**The exercise**
Your task is to copy every record exactly.

Source data
::::::::
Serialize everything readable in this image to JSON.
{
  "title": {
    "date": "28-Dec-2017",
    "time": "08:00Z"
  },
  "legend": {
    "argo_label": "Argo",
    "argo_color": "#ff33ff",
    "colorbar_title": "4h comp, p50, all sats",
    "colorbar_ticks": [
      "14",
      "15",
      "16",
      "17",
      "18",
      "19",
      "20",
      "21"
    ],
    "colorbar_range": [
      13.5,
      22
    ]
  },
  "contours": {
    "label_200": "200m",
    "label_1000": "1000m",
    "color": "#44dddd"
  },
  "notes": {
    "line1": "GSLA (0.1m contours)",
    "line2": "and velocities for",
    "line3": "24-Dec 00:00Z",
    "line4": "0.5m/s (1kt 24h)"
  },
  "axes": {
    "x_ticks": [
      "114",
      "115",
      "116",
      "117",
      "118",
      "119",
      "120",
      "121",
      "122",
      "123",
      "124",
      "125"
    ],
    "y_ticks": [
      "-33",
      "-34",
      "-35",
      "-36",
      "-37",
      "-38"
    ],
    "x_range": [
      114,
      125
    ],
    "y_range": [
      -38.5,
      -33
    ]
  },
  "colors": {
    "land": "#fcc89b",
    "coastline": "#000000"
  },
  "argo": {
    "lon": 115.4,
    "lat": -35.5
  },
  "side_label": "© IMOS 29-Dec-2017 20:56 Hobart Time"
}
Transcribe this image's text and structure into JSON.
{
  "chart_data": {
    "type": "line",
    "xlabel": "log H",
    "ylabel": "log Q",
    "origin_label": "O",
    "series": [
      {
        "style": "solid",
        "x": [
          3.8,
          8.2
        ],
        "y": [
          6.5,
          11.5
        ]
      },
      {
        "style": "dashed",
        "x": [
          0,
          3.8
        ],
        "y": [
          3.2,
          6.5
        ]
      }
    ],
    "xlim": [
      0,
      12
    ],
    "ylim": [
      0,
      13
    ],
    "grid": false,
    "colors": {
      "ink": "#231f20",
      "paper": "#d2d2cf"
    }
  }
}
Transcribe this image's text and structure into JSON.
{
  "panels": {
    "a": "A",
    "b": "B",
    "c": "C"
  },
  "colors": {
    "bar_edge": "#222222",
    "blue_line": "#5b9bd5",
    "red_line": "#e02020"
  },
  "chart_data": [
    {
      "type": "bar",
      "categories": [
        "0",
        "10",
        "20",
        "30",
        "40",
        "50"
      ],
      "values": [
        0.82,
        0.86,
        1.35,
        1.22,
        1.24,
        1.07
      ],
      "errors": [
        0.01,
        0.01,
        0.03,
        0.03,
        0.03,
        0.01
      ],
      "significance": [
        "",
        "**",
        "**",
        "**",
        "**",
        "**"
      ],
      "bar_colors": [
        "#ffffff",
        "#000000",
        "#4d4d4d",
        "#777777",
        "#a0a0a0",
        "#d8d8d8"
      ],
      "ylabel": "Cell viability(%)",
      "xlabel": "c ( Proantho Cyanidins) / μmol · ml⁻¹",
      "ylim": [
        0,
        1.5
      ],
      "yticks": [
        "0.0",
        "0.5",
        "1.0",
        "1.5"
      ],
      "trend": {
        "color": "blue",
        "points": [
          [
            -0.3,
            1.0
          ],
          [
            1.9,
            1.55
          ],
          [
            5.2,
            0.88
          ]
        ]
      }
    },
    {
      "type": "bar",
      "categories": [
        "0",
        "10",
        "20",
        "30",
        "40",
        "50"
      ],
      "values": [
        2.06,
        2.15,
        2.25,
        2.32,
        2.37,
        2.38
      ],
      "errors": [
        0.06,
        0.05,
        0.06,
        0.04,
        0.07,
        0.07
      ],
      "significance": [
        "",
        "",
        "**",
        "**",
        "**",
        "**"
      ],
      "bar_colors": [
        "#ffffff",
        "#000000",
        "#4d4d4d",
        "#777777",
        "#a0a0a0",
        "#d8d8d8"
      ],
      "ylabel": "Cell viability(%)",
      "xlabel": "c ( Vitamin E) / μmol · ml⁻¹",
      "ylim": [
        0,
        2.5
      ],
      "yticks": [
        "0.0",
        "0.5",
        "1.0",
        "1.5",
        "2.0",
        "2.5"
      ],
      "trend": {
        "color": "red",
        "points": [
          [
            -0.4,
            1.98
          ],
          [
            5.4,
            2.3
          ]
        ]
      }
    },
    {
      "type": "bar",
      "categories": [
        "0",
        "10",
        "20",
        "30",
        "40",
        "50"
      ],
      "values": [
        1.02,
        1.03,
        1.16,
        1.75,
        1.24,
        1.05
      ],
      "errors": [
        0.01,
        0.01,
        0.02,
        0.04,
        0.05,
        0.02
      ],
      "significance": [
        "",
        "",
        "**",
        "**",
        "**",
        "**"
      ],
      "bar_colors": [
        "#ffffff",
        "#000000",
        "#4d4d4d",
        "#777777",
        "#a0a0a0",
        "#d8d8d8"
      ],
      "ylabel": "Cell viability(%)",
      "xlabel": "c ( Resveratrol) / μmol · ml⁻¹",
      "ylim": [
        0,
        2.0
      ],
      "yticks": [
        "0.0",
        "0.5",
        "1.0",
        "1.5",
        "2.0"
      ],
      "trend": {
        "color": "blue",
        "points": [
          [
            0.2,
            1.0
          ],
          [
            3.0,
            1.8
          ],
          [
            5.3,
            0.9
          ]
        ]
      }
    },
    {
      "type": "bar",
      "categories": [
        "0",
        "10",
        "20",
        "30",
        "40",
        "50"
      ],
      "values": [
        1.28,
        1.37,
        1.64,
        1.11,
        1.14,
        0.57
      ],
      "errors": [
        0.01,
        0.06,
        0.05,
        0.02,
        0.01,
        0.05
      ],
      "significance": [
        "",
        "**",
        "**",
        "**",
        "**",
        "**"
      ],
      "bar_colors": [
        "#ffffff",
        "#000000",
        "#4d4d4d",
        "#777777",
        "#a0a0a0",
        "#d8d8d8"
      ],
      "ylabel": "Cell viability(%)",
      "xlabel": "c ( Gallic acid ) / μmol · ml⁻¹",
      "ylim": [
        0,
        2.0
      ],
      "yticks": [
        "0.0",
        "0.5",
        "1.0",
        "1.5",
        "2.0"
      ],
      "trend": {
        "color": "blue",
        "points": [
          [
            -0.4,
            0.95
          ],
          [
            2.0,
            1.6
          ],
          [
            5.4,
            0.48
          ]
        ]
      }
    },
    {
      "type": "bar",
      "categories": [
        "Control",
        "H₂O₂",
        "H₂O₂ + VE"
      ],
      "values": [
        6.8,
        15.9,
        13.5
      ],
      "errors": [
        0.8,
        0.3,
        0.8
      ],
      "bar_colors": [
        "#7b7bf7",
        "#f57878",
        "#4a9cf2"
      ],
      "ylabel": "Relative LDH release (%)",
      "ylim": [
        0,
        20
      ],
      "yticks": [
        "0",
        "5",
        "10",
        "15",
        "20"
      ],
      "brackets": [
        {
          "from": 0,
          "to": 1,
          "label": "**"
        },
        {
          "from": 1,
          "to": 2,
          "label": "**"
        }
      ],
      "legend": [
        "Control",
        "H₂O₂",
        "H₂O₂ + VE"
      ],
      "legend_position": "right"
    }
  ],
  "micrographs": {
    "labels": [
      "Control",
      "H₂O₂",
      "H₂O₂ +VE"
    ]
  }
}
::::::::
**Right answer**
Serialize everything readable in this image to JSON.
{
  "title": {
    "date": "28-Dec-2017",
    "time": "08:00Z"
  },
  "legend": {
    "argo_label": "Argo",
    "argo_color": "#ff33ff",
    "colorbar_title": "4h comp, p50, all sats",
    "colorbar_ticks": [
      "14",
      "15",
      "16",
      "17",
      "18",
      "19",
      "20",
      "21"
    ],
    "colorbar_range": [
      13.5,
      22
    ]
  },
  "contours": {
    "label_200": "200m",
    "label_1000": "1000m",
    "color": "#44dddd"
  },
  "notes": {
    "line1": "GSLA (0.1m contours)",
    "line2": "and velocities for",
    "line3": "24-Dec 00:00Z",
    "line4": "0.5m/s (1kt 24h)"
  },
  "axes": {
    "x_ticks": [
      "114",
      "115",
      "116",
      "117",
      "118",
      "119",
      "120",
      "121",
      "122",
      "123",
      "124",
      "125"
    ],
    "y_ticks": [
      "-33",
      "-34",
      "-35",
      "-36",
      "-37",
      "-38"
    ],
    "x_range": [
      114,
      125
    ],
    "y_range": [
      -38.5,
      -33
    ]
  },
  "colors": {
    "land": "#fcc89b",
    "coastline": "#000000"
  },
  "argo": {
    "lon": 115.4,
    "lat": -35.5
  },
  "side_label": "© IMOS 29-Dec-2017 20:56 Hobart Time"
}
Transcribe this image's text and structure into JSON.
{
  "chart_data": {
    "type": "line",
    "xlabel": "log H",
    "ylabel": "log Q",
    "origin_label": "O",
    "series": [
      {
        "style": "solid",
        "x": [
          3.8,
          8.2
        ],
        "y": [
          6.5,
          11.5
        ]
      },
      {
        "style": "dashed",
        "x": [
          0,
          3.8
        ],
        "y": [
          3.2,
          6.5
        ]
      }
    ],
    "xlim": [
      0,
      12
    ],
    "ylim": [
      0,
      13
    ],
    "grid": false,
    "colors": {
      "ink": "#231f20",
      "paper": "#d2d2cf"
    }
  }
}
Transcribe this image's text and structure into JSON.
{
  "panels": {
    "a": "A",
    "b": "B",
    "c": "C"
  },
  "colors": {
    "bar_edge": "#222222",
    "blue_line": "#5b9bd5",
    "red_line": "#e02020"
  },
  "chart_data": [
    {
      "type": "bar",
      "categories": [
        "0",
        "10",
        "20",
        "30",
        "40",
        "50"
      ],
      "values": [
        0.82,
        0.86,
        1.35,
        1.22,
        1.24,
        1.07
      ],
      "errors": [
        0.01,
        0.01,
        0.03,
        0.03,
        0.03,
        0.01
      ],
      "significance": [
        "",
        "**",
        "**",
        "**",
        "**",
        "**"
      ],
      "bar_colors": [
        "#ffffff",
        "#000000",
        "#4d4d4d",
        "#777777",
        "#a0a0a0",
        "#d8d8d8"
      ],
      "ylabel": "Cell viability(%)",
      "xlabel": "c ( Proantho Cyanidins) / μmol · ml⁻¹",
      "ylim": [
        0,
        1.5
      ],
      "yticks": [
        "0.0",
        "0.5",
        "1.0",
        "1.5"
      ],
      "trend": {
        "color": "blue",
        "points": [
          [
            -0.3,
            1.0
          ],
          [
            1.9,
            1.55
          ],
          [
            5.2,
            0.88
          ]
        ]
      }
    },
    {
      "type": "bar",
      "categories": [
        "0",
        "10",
        "20",
        "30",
        "40",
        "50"
      ],
      "values": [
        2.06,
        2.15,
        2.25,
        2.32,
        2.37,
        2.38
      ],
      "errors": [
        0.06,
        0.05,
        0.06,
        0.04,
        0.07,
        0.07
      ],
      "significance": [
        "",
        "",
        "**",
        "**",
        "**",
        "**"
      ],
      "bar_colors": [
        "#ffffff",
        "#000000",
        "#4d4d4d",
        "#777777",
        "#a0a0a0",
        "#d8d8d8"
      ],
      "ylabel": "Cell viability(%)",
      "xlabel": "c ( Vitamin E) / μmol · ml⁻¹",
      "ylim": [
        0,
        2.5
      ],
      "yticks": [
        "0.0",
        "0.5",
        "1.0",
        "1.5",
        "2.0",
        "2.5"
      ],
      "trend": {
        "color": "red",
        "points": [
          [
            -0.4,
            1.98
          ],
          [
            5.4,
            2.3
          ]
        ]
      }
    },
    {
      "type": "bar",
      "categories": [
        "0",
        "10",
        "20",
        "30",
        "40",
        "50"
      ],
      "values": [
        1.02,
        1.03,
        1.16,
        1.75,
        1.24,
        1.05
      ],
      "errors": [
        0.01,
        0.01,
        0.02,
        0.04,
        0.05,
        0.02
      ],
      "significance": [
        "",
        "",
        "**",
        "**",
        "**",
        "**"
      ],
      "bar_colors": [
        "#ffffff",
        "#000000",
        "#4d4d4d",
        "#777777",
        "#a0a0a0",
        "#d8d8d8"
      ],
      "ylabel": "Cell viability(%)",
      "xlabel": "c ( Resveratrol) / μmol · ml⁻¹",
      "ylim": [
        0,
        2.0
      ],
      "yticks": [
        "0.0",
        "0.5",
        "1.0",
        "1.5",
        "2.0"
      ],
      "trend": {
        "color": "blue",
        "points": [
          [
            0.2,
            1.0
          ],
          [
            3.0,
            1.8
          ],
          [
            5.3,
            0.9
          ]
        ]
      }
    },
    {
      "type": "bar",
      "categories": [
        "0",
        "10",
        "20",
        "30",
        "40",
        "50"
      ],
      "values": [
        1.28,
        1.37,
        1.64,
        1.11,
        1.14,
        0.57
      ],
      "errors": [
        0.01,
        0.06,
        0.05,
        0.02,
        0.01,
        0.05
      ],
      "significance": [
        "",
        "**",
        "**",
        "**",
        "**",
        "**"
      ],
      "bar_colors": [
        "#ffffff",
        "#000000",
        "#4d4d4d",
        "#777777",
        "#a0a0a0",
        "#d8d8d8"
      ],
      "ylabel": "Cell viability(%)",
      "xlabel": "c ( Gallic acid ) / μmol · ml⁻¹",
      "ylim": [
        0,
        2.0
      ],
      "yticks": [
        "0.0",
        "0.5",
        "1.0",
        "1.5",
        "2.0"
      ],
      "trend": {
        "color": "blue",
        "points": [
          [
            -0.4,
            0.95
          ],
          [
            2.0,
            1.6
          ],
          [
            5.4,
            0.48
          ]
        ]
      }
    },
    {
      "type": "bar",
      "categories": [
        "Control",
        "H₂O₂",
        "H₂O₂ + VE"
      ],
      "values": [
        6.8,
        15.9,
        13.5
      ],
      "errors": [
        0.8,
        0.3,
        0.8
      ],
      "bar_colors": [
        "#7b7bf7",
        "#f57878",
        "#4a9cf2"
      ],
      "ylabel": "Relative LDH release (%)",
      "ylim": [
        0,
        20
      ],
      "yticks": [
        "0",
        "5",
        "10",
        "15",
        "20"
      ],
      "brackets": [
        {
          "from": 0,
          "to": 1,
          "label": "**"
        },
        {
          "from": 1,
          "to": 2,
          "label": "**"
        }
      ],
      "legend": [
        "Control",
        "H₂O₂",
        "H₂O₂ + VE"
      ],
      "legend_position": "right"
    }
  ],
  "micrographs": {
    "labels": [
      "Control",
      "H₂O₂",
      "H₂O₂ +VE"
    ]
  }
}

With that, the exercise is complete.